┏━━

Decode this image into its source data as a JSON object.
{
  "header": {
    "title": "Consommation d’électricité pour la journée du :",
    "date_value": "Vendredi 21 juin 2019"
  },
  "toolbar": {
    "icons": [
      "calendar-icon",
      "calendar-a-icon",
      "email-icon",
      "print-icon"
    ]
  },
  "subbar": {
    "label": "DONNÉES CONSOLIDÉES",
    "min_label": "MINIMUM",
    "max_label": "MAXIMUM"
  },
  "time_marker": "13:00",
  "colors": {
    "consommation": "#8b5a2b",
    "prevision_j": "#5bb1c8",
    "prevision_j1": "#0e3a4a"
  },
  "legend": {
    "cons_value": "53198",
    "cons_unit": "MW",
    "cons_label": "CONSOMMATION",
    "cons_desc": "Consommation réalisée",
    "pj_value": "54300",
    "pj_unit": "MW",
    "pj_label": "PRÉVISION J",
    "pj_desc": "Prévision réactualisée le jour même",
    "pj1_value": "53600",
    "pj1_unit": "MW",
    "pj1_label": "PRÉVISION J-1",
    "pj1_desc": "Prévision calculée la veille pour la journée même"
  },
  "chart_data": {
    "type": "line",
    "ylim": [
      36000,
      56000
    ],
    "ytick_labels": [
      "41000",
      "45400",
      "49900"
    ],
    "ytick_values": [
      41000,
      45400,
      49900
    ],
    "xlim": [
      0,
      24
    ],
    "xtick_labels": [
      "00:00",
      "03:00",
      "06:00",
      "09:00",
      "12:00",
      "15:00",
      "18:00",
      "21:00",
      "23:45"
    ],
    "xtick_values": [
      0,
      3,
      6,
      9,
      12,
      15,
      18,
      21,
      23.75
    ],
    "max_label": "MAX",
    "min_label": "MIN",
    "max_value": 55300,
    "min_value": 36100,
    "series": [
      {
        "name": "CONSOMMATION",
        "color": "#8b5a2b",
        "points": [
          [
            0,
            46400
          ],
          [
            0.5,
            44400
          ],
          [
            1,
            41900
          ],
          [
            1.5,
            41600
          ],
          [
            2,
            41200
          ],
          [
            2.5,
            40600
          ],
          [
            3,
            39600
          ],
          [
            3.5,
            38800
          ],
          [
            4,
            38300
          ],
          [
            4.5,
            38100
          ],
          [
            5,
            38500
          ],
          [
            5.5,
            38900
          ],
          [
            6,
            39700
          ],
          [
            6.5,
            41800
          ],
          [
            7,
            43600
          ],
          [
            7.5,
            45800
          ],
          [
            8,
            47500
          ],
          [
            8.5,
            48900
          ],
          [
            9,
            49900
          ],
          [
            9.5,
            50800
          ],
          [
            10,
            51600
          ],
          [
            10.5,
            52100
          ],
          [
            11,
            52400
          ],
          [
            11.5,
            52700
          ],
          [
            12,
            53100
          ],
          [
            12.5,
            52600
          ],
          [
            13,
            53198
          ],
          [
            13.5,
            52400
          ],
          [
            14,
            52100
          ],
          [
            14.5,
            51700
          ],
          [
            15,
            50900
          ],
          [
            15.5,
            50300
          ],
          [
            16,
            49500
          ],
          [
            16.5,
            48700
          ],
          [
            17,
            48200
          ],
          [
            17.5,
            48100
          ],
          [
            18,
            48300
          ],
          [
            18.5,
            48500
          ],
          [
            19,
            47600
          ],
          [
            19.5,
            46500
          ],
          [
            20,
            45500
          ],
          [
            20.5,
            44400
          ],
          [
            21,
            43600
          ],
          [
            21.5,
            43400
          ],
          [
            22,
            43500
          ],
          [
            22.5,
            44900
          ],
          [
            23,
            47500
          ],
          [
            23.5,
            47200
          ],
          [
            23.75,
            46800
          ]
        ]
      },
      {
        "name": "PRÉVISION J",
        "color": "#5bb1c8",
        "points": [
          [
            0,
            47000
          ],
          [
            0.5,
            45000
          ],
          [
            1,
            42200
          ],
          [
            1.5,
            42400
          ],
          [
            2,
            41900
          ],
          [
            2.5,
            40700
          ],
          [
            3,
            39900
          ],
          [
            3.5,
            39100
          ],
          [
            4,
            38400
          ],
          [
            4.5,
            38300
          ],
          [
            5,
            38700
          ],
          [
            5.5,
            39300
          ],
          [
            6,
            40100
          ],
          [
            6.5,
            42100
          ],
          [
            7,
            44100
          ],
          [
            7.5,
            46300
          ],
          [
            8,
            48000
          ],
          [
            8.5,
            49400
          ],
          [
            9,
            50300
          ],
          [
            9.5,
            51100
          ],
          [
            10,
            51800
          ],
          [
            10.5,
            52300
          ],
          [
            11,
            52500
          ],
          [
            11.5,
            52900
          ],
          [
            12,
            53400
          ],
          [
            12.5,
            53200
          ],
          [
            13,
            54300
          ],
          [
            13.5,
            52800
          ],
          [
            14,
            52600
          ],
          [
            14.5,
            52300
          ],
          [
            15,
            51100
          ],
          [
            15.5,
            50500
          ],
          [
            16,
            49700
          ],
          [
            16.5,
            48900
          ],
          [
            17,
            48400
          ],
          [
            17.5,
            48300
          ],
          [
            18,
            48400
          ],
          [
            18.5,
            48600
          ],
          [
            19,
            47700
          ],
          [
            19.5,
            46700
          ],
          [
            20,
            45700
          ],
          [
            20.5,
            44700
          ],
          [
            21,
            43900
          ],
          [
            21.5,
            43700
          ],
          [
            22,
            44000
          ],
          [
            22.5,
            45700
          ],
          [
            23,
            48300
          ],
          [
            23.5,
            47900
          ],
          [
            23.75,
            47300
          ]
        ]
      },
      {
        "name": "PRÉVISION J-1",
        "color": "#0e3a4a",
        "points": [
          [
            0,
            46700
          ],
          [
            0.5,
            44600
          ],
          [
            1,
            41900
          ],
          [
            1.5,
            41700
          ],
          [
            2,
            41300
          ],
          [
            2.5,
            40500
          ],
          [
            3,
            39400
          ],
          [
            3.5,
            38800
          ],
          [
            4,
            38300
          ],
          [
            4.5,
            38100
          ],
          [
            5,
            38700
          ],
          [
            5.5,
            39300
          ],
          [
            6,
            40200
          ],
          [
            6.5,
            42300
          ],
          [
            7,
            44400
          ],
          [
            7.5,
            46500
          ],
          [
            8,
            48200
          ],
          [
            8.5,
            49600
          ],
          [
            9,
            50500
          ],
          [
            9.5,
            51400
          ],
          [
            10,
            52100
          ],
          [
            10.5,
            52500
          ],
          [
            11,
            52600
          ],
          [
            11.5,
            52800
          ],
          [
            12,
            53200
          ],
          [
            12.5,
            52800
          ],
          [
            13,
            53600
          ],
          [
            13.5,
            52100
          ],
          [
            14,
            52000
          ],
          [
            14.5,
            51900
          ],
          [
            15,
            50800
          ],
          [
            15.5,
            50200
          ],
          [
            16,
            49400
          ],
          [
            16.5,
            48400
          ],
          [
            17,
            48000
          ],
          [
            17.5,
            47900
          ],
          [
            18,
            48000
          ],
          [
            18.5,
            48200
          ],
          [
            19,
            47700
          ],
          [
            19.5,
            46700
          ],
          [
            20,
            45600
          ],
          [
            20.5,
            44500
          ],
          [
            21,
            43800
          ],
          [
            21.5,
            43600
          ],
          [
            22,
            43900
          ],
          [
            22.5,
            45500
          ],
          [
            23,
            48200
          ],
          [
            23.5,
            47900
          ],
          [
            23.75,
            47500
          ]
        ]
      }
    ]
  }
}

┗━━

* [Exercise objective]:
In the material above, tally every line with the string "même" in it, then give that number alone.

* [Worked solution]:
2